AIM: Output an exact reproduction of the data.

RECORDS SHOWN:
============================================================

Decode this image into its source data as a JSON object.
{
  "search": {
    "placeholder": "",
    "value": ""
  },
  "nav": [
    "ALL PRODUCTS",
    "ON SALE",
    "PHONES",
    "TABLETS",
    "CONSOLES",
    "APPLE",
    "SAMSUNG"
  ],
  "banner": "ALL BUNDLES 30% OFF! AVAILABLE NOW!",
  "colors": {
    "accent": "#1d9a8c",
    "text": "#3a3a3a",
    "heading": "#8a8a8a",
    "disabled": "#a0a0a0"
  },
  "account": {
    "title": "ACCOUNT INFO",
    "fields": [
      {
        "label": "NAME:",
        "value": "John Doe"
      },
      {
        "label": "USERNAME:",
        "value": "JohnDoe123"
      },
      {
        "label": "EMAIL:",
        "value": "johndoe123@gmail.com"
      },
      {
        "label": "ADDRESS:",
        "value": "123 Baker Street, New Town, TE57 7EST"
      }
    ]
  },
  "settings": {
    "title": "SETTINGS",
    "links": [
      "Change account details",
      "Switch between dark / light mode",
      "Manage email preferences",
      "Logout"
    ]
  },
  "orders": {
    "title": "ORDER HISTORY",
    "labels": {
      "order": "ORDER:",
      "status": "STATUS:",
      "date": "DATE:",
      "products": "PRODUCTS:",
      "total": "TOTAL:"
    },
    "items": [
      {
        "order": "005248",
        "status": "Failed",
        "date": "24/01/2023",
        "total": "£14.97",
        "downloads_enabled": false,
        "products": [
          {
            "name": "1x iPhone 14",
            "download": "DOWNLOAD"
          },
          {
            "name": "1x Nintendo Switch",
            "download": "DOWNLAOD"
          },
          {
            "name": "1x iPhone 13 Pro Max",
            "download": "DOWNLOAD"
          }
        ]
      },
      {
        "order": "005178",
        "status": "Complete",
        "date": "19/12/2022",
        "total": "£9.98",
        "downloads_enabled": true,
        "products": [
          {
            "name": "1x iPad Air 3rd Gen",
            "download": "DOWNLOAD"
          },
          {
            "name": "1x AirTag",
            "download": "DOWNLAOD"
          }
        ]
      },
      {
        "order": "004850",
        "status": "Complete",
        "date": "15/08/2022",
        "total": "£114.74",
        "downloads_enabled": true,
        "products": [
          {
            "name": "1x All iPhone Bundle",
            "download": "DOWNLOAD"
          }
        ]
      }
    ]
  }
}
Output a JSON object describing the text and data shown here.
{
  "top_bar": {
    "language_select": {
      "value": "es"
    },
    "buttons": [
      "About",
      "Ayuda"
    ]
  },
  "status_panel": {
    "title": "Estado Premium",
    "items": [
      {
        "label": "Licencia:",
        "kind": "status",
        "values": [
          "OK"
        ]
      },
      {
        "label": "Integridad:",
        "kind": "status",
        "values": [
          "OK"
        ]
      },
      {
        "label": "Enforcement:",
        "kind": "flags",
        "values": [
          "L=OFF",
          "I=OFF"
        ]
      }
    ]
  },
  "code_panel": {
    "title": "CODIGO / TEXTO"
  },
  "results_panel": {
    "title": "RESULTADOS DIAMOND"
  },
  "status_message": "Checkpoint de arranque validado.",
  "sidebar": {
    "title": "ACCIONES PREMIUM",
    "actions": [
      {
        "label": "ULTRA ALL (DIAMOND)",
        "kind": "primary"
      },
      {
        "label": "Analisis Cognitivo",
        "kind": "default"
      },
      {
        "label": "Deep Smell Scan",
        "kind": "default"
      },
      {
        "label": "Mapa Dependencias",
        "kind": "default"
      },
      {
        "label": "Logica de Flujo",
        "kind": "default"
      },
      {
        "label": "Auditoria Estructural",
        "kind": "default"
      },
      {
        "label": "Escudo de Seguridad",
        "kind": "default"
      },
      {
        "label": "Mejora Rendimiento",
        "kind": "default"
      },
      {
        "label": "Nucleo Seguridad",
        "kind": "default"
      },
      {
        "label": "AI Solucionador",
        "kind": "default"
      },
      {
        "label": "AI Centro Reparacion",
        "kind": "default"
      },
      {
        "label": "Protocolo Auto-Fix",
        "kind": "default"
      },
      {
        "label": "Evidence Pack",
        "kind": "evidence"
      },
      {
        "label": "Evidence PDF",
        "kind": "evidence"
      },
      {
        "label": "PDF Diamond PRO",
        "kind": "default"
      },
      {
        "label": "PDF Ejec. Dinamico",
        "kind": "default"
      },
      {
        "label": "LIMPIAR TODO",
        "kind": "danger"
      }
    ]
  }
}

============================================================

FINISHED EXERCISE:
Decode this image into its source data as a JSON object.
{
  "search": {
    "placeholder": "",
    "value": ""
  },
  "nav": [
    "ALL PRODUCTS",
    "ON SALE",
    "PHONES",
    "TABLETS",
    "CONSOLES",
    "APPLE",
    "SAMSUNG"
  ],
  "banner": "ALL BUNDLES 30% OFF! AVAILABLE NOW!",
  "colors": {
    "accent": "#1d9a8c",
    "text": "#3a3a3a",
    "heading": "#8a8a8a",
    "disabled": "#a0a0a0"
  },
  "account": {
    "title": "ACCOUNT INFO",
    "fields": [
      {
        "label": "NAME:",
        "value": "John Doe"
      },
      {
        "label": "USERNAME:",
        "value": "JohnDoe123"
      },
      {
        "label": "EMAIL:",
        "value": "johndoe123@gmail.com"
      },
      {
        "label": "ADDRESS:",
        "value": "123 Baker Street, New Town, TE57 7EST"
      }
    ]
  },
  "settings": {
    "title": "SETTINGS",
    "links": [
      "Change account details",
      "Switch between dark / light mode",
      "Manage email preferences",
      "Logout"
    ]
  },
  "orders": {
    "title": "ORDER HISTORY",
    "labels": {
      "order": "ORDER:",
      "status": "STATUS:",
      "date": "DATE:",
      "products": "PRODUCTS:",
      "total": "TOTAL:"
    },
    "items": [
      {
        "order": "005248",
        "status": "Failed",
        "date": "24/01/2023",
        "total": "£14.97",
        "downloads_enabled": false,
        "products": [
          {
            "name": "1x iPhone 14",
            "download": "DOWNLOAD"
          },
          {
            "name": "1x Nintendo Switch",
            "download": "DOWNLAOD"
          },
          {
            "name": "1x iPhone 13 Pro Max",
            "download": "DOWNLOAD"
          }
        ]
      },
      {
        "order": "005178",
        "status": "Complete",
        "date": "19/12/2022",
        "total": "£9.98",
        "downloads_enabled": true,
        "products": [
          {
            "name": "1x iPad Air 3rd Gen",
            "download": "DOWNLOAD"
          },
          {
            "name": "1x AirTag",
            "download": "DOWNLAOD"
          }
        ]
      },
      {
        "order": "004850",
        "status": "Complete",
        "date": "15/08/2022",
        "total": "£114.74",
        "downloads_enabled": true,
        "products": [
          {
            "name": "1x All iPhone Bundle",
            "download": "DOWNLOAD"
          }
        ]
      }
    ]
  }
}
Output a JSON object describing the text and data shown here.
{
  "top_bar": {
    "language_select": {
      "value": "es"
    },
    "buttons": [
      "About",
      "Ayuda"
    ]
  },
  "status_panel": {
    "title": "Estado Premium",
    "items": [
      {
        "label": "Licencia:",
        "kind": "status",
        "values": [
          "OK"
        ]
      },
      {
        "label": "Integridad:",
        "kind": "status",
        "values": [
          "OK"
        ]
      },
      {
        "label": "Enforcement:",
        "kind": "flags",
        "values": [
          "L=OFF",
          "I=OFF"
        ]
      }
    ]
  },
  "code_panel": {
    "title": "CODIGO / TEXTO"
  },
  "results_panel": {
    "title": "RESULTADOS DIAMOND"
  },
  "status_message": "Checkpoint de arranque validado.",
  "sidebar": {
    "title": "ACCIONES PREMIUM",
    "actions": [
      {
        "label": "ULTRA ALL (DIAMOND)",
        "kind": "primary"
      },
      {
        "label": "Analisis Cognitivo",
        "kind": "default"
      },
      {
        "label": "Deep Smell Scan",
        "kind": "default"
      },
      {
        "label": "Mapa Dependencias",
        "kind": "default"
      },
      {
        "label": "Logica de Flujo",
        "kind": "default"
      },
      {
        "label": "Auditoria Estructural",
        "kind": "default"
      },
      {
        "label": "Escudo de Seguridad",
        "kind": "default"
      },
      {
        "label": "Mejora Rendimiento",
        "kind": "default"
      },
      {
        "label": "Nucleo Seguridad",
        "kind": "default"
      },
      {
        "label": "AI Solucionador",
        "kind": "default"
      },
      {
        "label": "AI Centro Reparacion",
        "kind": "default"
      },
      {
        "label": "Protocolo Auto-Fix",
        "kind": "default"
      },
      {
        "label": "Evidence Pack",
        "kind": "evidence"
      },
      {
        "label": "Evidence PDF",
        "kind": "evidence"
      },
      {
        "label": "PDF Diamond PRO",
        "kind": "default"
      },
      {
        "label": "PDF Ejec. Dinamico",
        "kind": "default"
      },
      {
        "label": "LIMPIAR TODO",
        "kind": "danger"
      }
    ]
  }
}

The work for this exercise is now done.